start

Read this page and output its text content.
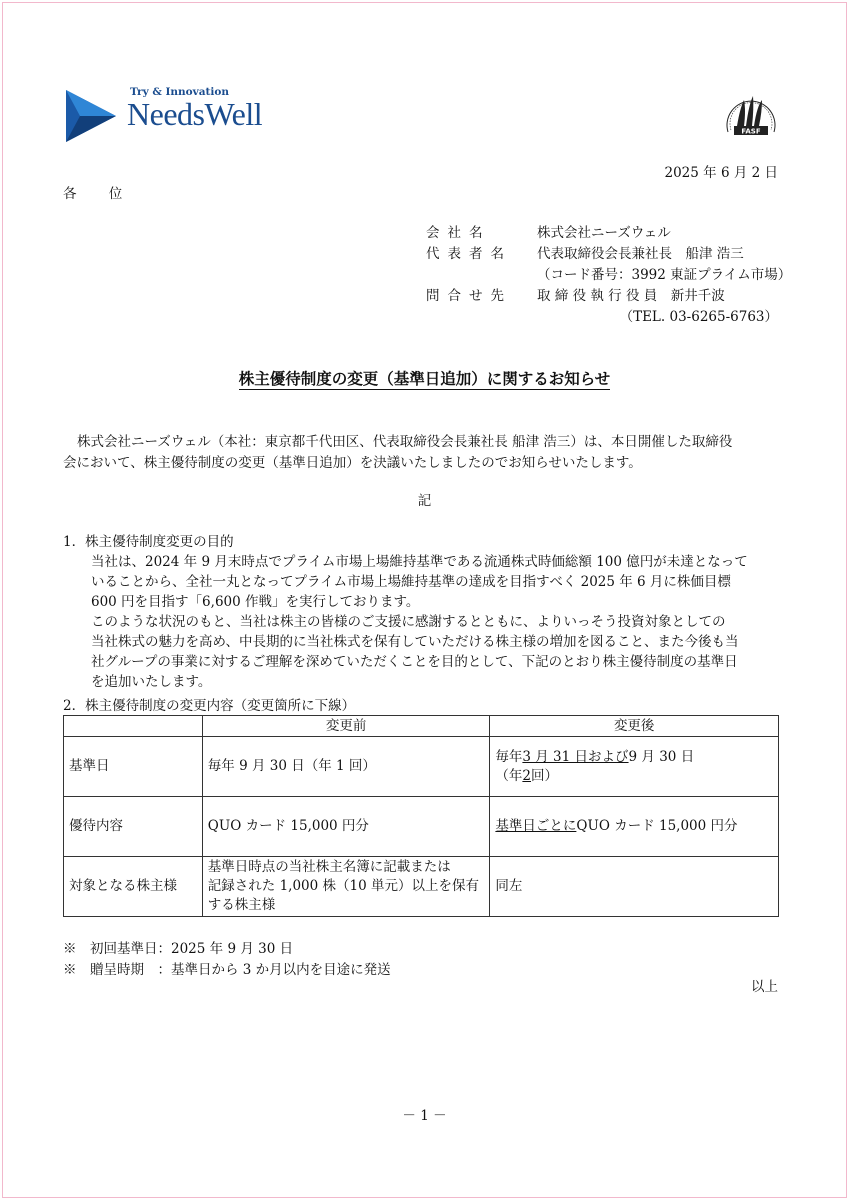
Try & Innovation
NeedsWell	FASF
2025 年 6 月 2 日
各 位
会社名	株式会社ニーズウェル
代表者名 代表取締役会長兼社長　船津 浩三
（コード番号：3992 東証プライム市場）
問合せ先 取 締 役 執 行 役 員　新井千波
（TEL. 03-6265-6763）
株主優待制度の変更（基準日追加）に関するお知らせ
株式会社ニーズウェル（本社：東京都千代田区、代表取締役会長兼社長 船津 浩三）は、本日開催した取締役
会において、株主優待制度の変更（基準日追加）を決議いたしましたのでお知らせいたします。
記
1．株主優待制度変更の目的
当社は、2024 年 9 月末時点でプライム市場上場維持基準である流通株式時価総額 100 億円が未達となって
いることから、全社一丸となってプライム市場上場維持基準の達成を目指すべく 2025 年 6 月に株価目標
600 円を目指す「6,600 作戦」を実行しております。
このような状況のもと、当社は株主の皆様のご支援に感謝するとともに、よりいっそう投資対象としての
当社株式の魅力を高め、中長期的に当社株式を保有していただける株主様の増加を図ること、また今後も当
社グループの事業に対するご理解を深めていただくことを目的として、下記のとおり株主優待制度の基準日
を追加いたします。
2．株主優待制度の変更内容（変更箇所に下線）
	変更前	変更後
基準日	毎年 9 月 30 日（年 1 回）	毎年3 月 31 日および9 月 30 日
（年2回）

優待内容	QUO カード 15,000 円分	基準日ごとにQUO カード 15,000 円分
対象となる株主様	基準日時点の当社株主名簿に記載または
記録された 1,000 株（10 単元）以上を保有
する株主様	同左
※　初回基準日：2025 年 9 月 30 日
※　贈呈時期　：基準日から 3 か月以内を目途に発送
以上
－ 1 －
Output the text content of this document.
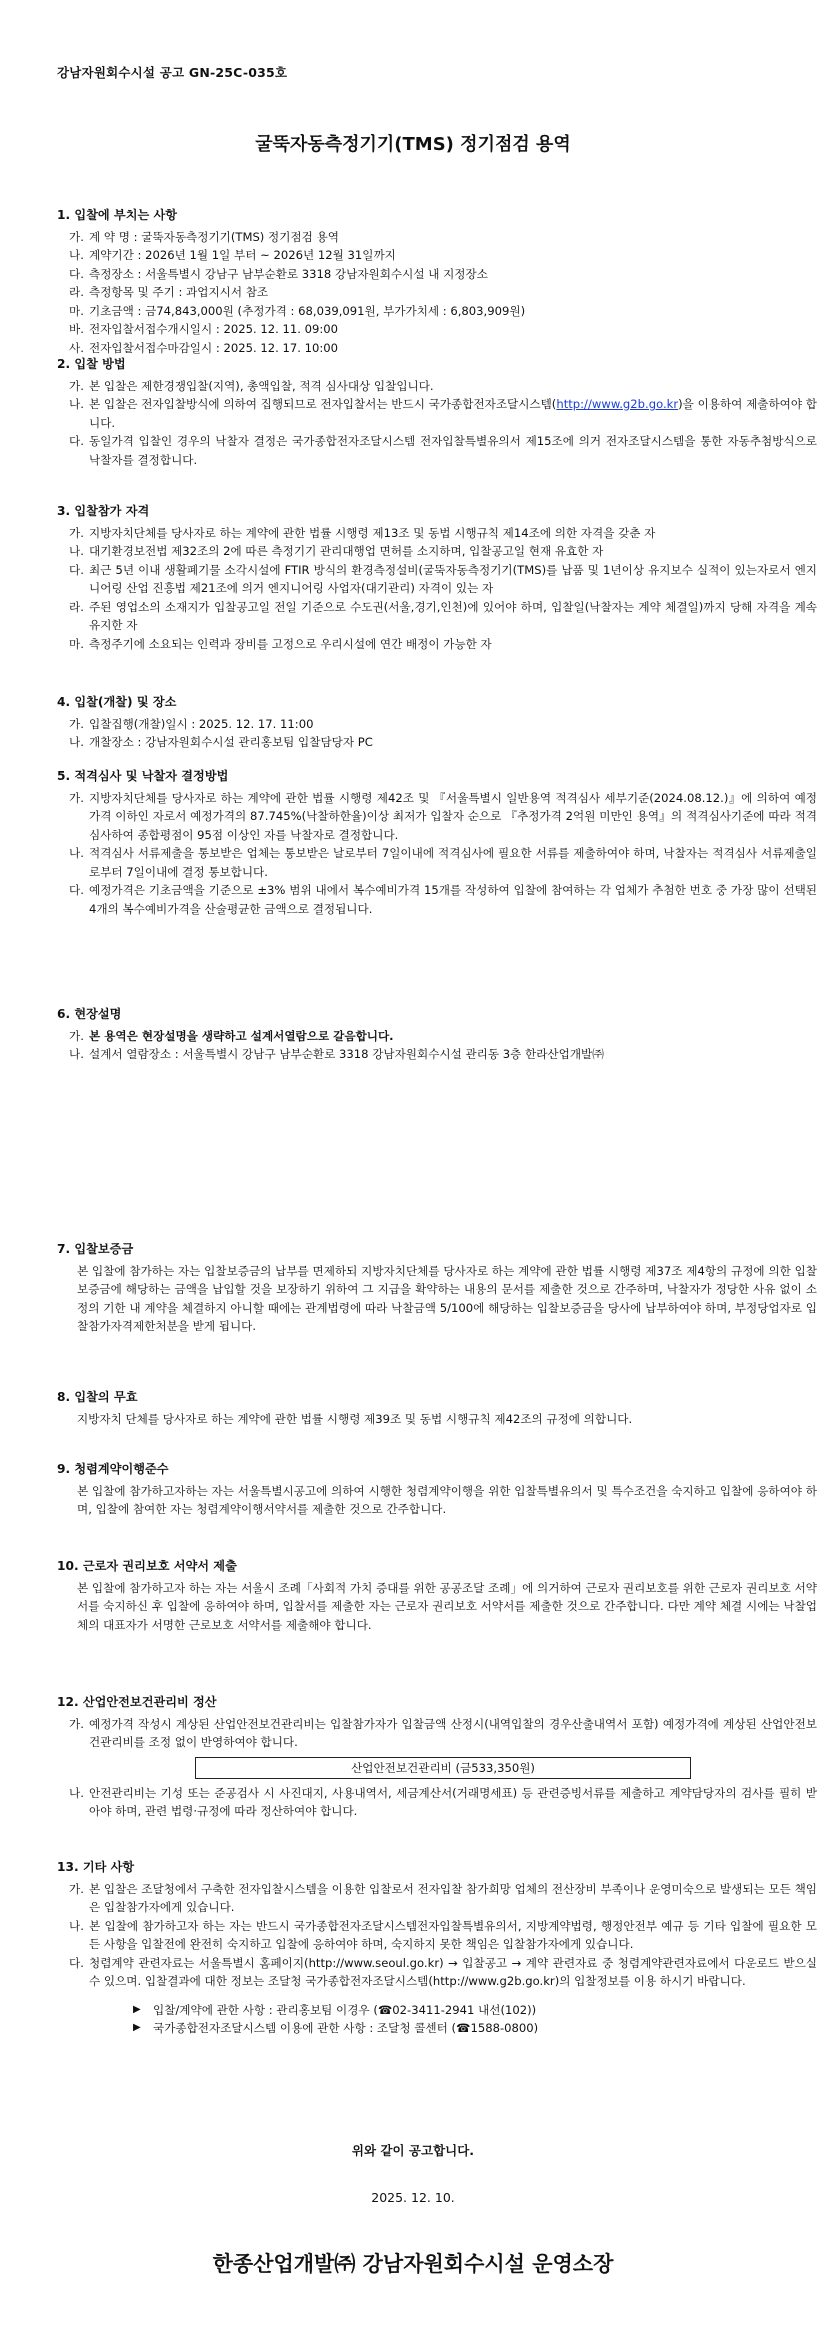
강남자원회수시설 공고 GN-25C-035호
굴뚝자동측정기기(TMS) 정기점검 용역
1. 입찰에 부치는 사항
가. 계 약 명 : 굴뚝자동측정기기(TMS) 정기점검 용역
나. 계약기간 : 2026년 1월 1일 부터 ~ 2026년 12월 31일까지
다. 측정장소 : 서울특별시 강남구 남부순환로 3318 강남자원회수시설 내 지정장소
라. 측정항목 및 주기 : 과업지시서 참조
마. 기초금액 : 금74,843,000원 (추정가격 : 68,039,091원, 부가가치세 : 6,803,909원)
바. 전자입찰서접수개시일시 : 2025. 12. 11. 09:00
사. 전자입찰서접수마감일시 : 2025. 12. 17. 10:00
2. 입찰 방법
가. 본 입찰은 제한경쟁입찰(지역), 총액입찰, 적격 심사대상 입찰입니다.
나. 본 입찰은 전자입찰방식에 의하여 집행되므로 전자입찰서는 반드시 국가종합전자조달시스템(http://www.g2b.go.kr)을 이용하여 제출하여야 합니다.
다. 동일가격 입찰인 경우의 낙찰자 결정은 국가종합전자조달시스템 전자입찰특별유의서 제15조에 의거 전자조달시스템을 통한 자동추첨방식으로 낙찰자를 결정합니다.
3. 입찰참가 자격
가. 지방자치단체를 당사자로 하는 계약에 관한 법률 시행령 제13조 및 동법 시행규칙 제14조에 의한 자격을 갖춘 자
나. 대기환경보전법 제32조의 2에 따른 측정기기 관리대행업 면허를 소지하며, 입찰공고일 현재 유효한 자
다. 최근 5년 이내 생활폐기물 소각시설에 FTIR 방식의 환경측정설비(굴뚝자동측정기기(TMS)를 납품 및 1년이상 유지보수 실적이 있는자로서 엔지니어링 산업 진흥법 제21조에 의거 엔지니어링 사업자(대기관리) 자격이 있는 자
라. 주된 영업소의 소재지가 입찰공고일 전일 기준으로 수도권(서울,경기,인천)에 있어야 하며, 입찰일(낙찰자는 계약 체결일)까지 당해 자격을 계속 유지한 자
마. 측정주기에 소요되는 인력과 장비를 고정으로 우리시설에 연간 배정이 가능한 자
4. 입찰(개찰) 및 장소
가. 입찰집행(개찰)일시 : 2025. 12. 17. 11:00
나. 개찰장소 : 강남자원회수시설 관리홍보팀 입찰담당자 PC
5. 적격심사 및 낙찰자 결정방법
가. 지방자치단체를 당사자로 하는 계약에 관한 법률 시행령 제42조 및 『서울특별시 일반용역 적격심사 세부기준(2024.08.12.)』에 의하여 예정가격 이하인 자로서 예정가격의 87.745%(낙찰하한율)이상 최저가 입찰자 순으로 『추정가격 2억원 미만인 용역』의 적격심사기준에 따라 적격심사하여 종합평점이 95점 이상인 자를 낙찰자로 결정합니다.
나. 적격심사 서류제출을 통보받은 업체는 통보받은 날로부터 7일이내에 적격심사에 필요한 서류를 제출하여야 하며, 낙찰자는 적격심사 서류제출일로부터 7일이내에 결정 통보합니다.
다. 예정가격은 기초금액을 기준으로 ±3% 범위 내에서 복수예비가격 15개를 작성하여 입찰에 참여하는 각 업체가 추첨한 번호 중 가장 많이 선택된 4개의 복수예비가격을 산술평균한 금액으로 결정됩니다.
6. 현장설명
가. 본 용역은 현장설명을 생략하고 설계서열람으로 갈음합니다.
나. 설계서 열람장소 : 서울특별시 강남구 남부순환로 3318 강남자원회수시설 관리동 3층 한라산업개발㈜
7. 입찰보증금
본 입찰에 참가하는 자는 입찰보증금의 납부를 면제하되 지방자치단체를 당사자로 하는 계약에 관한 법률 시행령 제37조 제4항의 규정에 의한 입찰보증금에 해당하는 금액을 납입할 것을 보장하기 위하여 그 지급을 확약하는 내용의 문서를 제출한 것으로 간주하며, 낙찰자가 정당한 사유 없이 소정의 기한 내 계약을 체결하지 아니할 때에는 관계법령에 따라 낙찰금액 5/100에 해당하는 입찰보증금을 당사에 납부하여야 하며, 부정당업자로 입찰참가자격제한처분을 받게 됩니다.
8. 입찰의 무효
지방자치 단체를 당사자로 하는 계약에 관한 법률 시행령 제39조 및 동법 시행규칙 제42조의 규정에 의합니다.
9. 청렴계약이행준수
본 입찰에 참가하고자하는 자는 서울특별시공고에 의하여 시행한 청렴계약이행을 위한 입찰특별유의서 및 특수조건을 숙지하고 입찰에 응하여야 하며, 입찰에 참여한 자는 청렴계약이행서약서를 제출한 것으로 간주합니다.
10. 근로자 권리보호 서약서 제출
본 입찰에 참가하고자 하는 자는 서울시 조례「사회적 가치 증대를 위한 공공조달 조례」에 의거하여 근로자 권리보호를 위한 근로자 권리보호 서약서를 숙지하신 후 입찰에 응하여야 하며, 입찰서를 제출한 자는 근로자 권리보호 서약서를 제출한 것으로 간주합니다. 다만 계약 체결 시에는 낙찰업체의 대표자가 서명한 근로보호 서약서를 제출해야 합니다.
12. 산업안전보건관리비 정산
가. 예정가격 작성시 계상된 산업안전보건관리비는 입찰참가자가 입찰금액 산정시(내역입찰의 경우산출내역서 포함) 예정가격에 계상된 산업안전보건관리비를 조정 없이 반영하여야 합니다.
산업안전보건관리비 (금533,350원)
나. 안전관리비는 기성 또는 준공검사 시 사진대지, 사용내역서, 세금계산서(거래명세표) 등 관련증빙서류를 제출하고 계약담당자의 검사를 필히 받아야 하며, 관련 법령·규정에 따라 정산하여야 합니다.
13. 기타 사항
가. 본 입찰은 조달청에서 구축한 전자입찰시스템을 이용한 입찰로서 전자입찰 참가희망 업체의 전산장비 부족이나 운영미숙으로 발생되는 모든 책임은 입찰참가자에게 있습니다.
나. 본 입찰에 참가하고자 하는 자는 반드시 국가종합전자조달시스템전자입찰특별유의서, 지방계약법령, 행정안전부 예규 등 기타 입찰에 필요한 모든 사항을 입찰전에 완전히 숙지하고 입찰에 응하여야 하며, 숙지하지 못한 책임은 입찰참가자에게 있습니다.
다. 청렴계약 관련자료는 서울특별시 홈페이지(http://www.seoul.go.kr) → 입찰공고 → 계약 관련자료 중 청렴계약관련자료에서 다운로드 받으실 수 있으며. 입찰결과에 대한 정보는 조달청 국가종합전자조달시스템(http://www.g2b.go.kr)의 입찰정보를 이용 하시기 바랍니다.
▶	입찰/계약에 관한 사항 : 관리홍보팀 이경우 (☎02-3411-2941 내선(102))
▶	국가종합전자조달시스템 이용에 관한 사항 : 조달청 콜센터 (☎1588-0800)
위와 같이 공고합니다.
2025. 12. 10.
한종산업개발㈜ 강남자원회수시설 운영소장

end

Go through the entries above and pull out each line with "추정가격" in it.

마. 기초금액 : 금74,843,000원 (추정가격 : 68,039,091원, 부가가치세 : 6,803,909원)
가. 지방자치단체를 당사자로 하는 계약에 관한 법률 시행령 제42조 및 『서울특별시 일반용역 적격심사 세부기준(2024.08.12.)』에 의하여 예정가격 이하인 자로서 예정가격의 87.745%(낙찰하한율)이상 최저가 입찰자 순으로 『추정가격 2억원 미만인 용역』의 적격심사기준에 따라 적격심사하여 종합평점이 95점 이상인 자를 낙찰자로 결정합니다.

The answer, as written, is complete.